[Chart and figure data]
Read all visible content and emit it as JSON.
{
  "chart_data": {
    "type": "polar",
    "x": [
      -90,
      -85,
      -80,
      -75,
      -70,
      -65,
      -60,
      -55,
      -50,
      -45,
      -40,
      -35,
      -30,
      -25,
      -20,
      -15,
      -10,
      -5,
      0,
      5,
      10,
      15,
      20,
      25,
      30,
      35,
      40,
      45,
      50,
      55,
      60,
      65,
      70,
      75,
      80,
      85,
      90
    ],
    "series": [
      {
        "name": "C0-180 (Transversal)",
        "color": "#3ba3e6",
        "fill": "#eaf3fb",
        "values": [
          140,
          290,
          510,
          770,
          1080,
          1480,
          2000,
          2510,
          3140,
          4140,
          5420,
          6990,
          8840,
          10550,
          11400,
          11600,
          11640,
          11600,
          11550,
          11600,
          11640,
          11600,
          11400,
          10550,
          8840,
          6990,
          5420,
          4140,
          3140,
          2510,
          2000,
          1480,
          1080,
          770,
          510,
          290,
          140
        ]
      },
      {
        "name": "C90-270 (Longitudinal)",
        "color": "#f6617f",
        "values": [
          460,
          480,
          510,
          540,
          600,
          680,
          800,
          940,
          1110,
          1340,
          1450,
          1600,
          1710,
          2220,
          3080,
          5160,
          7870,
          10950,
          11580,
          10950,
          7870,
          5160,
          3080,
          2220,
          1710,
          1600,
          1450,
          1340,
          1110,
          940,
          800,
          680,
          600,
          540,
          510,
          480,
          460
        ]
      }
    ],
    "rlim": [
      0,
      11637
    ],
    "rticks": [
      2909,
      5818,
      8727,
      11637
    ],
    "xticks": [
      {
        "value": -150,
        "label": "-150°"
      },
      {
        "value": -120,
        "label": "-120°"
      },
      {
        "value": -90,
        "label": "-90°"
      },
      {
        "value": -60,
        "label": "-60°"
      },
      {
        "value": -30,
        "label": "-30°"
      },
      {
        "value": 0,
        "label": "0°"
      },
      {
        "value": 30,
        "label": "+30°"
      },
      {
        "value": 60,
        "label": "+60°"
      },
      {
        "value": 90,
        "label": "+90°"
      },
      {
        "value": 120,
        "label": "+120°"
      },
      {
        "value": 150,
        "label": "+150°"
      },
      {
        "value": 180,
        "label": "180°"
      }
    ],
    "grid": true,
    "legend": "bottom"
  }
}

The request: Retype the material above, line by line, exactly.

Exercise output:
Read all visible content and emit it as JSON.
{
  "chart_data": {
    "type": "polar",
    "x": [
      -90,
      -85,
      -80,
      -75,
      -70,
      -65,
      -60,
      -55,
      -50,
      -45,
      -40,
      -35,
      -30,
      -25,
      -20,
      -15,
      -10,
      -5,
      0,
      5,
      10,
      15,
      20,
      25,
      30,
      35,
      40,
      45,
      50,
      55,
      60,
      65,
      70,
      75,
      80,
      85,
      90
    ],
    "series": [
      {
        "name": "C0-180 (Transversal)",
        "color": "#3ba3e6",
        "fill": "#eaf3fb",
        "values": [
          140,
          290,
          510,
          770,
          1080,
          1480,
          2000,
          2510,
          3140,
          4140,
          5420,
          6990,
          8840,
          10550,
          11400,
          11600,
          11640,
          11600,
          11550,
          11600,
          11640,
          11600,
          11400,
          10550,
          8840,
          6990,
          5420,
          4140,
          3140,
          2510,
          2000,
          1480,
          1080,
          770,
          510,
          290,
          140
        ]
      },
      {
        "name": "C90-270 (Longitudinal)",
        "color": "#f6617f",
        "values": [
          460,
          480,
          510,
          540,
          600,
          680,
          800,
          940,
          1110,
          1340,
          1450,
          1600,
          1710,
          2220,
          3080,
          5160,
          7870,
          10950,
          11580,
          10950,
          7870,
          5160,
          3080,
          2220,
          1710,
          1600,
          1450,
          1340,
          1110,
          940,
          800,
          680,
          600,
          540,
          510,
          480,
          460
        ]
      }
    ],
    "rlim": [
      0,
      11637
    ],
    "rticks": [
      2909,
      5818,
      8727,
      11637
    ],
    "xticks": [
      {
        "value": -150,
        "label": "-150°"
      },
      {
        "value": -120,
        "label": "-120°"
      },
      {
        "value": -90,
        "label": "-90°"
      },
      {
        "value": -60,
        "label": "-60°"
      },
      {
        "value": -30,
        "label": "-30°"
      },
      {
        "value": 0,
        "label": "0°"
      },
      {
        "value": 30,
        "label": "+30°"
      },
      {
        "value": 60,
        "label": "+60°"
      },
      {
        "value": 90,
        "label": "+90°"
      },
      {
        "value": 120,
        "label": "+120°"
      },
      {
        "value": 150,
        "label": "+150°"
      },
      {
        "value": 180,
        "label": "180°"
      }
    ],
    "grid": true,
    "legend": "bottom"
  }
}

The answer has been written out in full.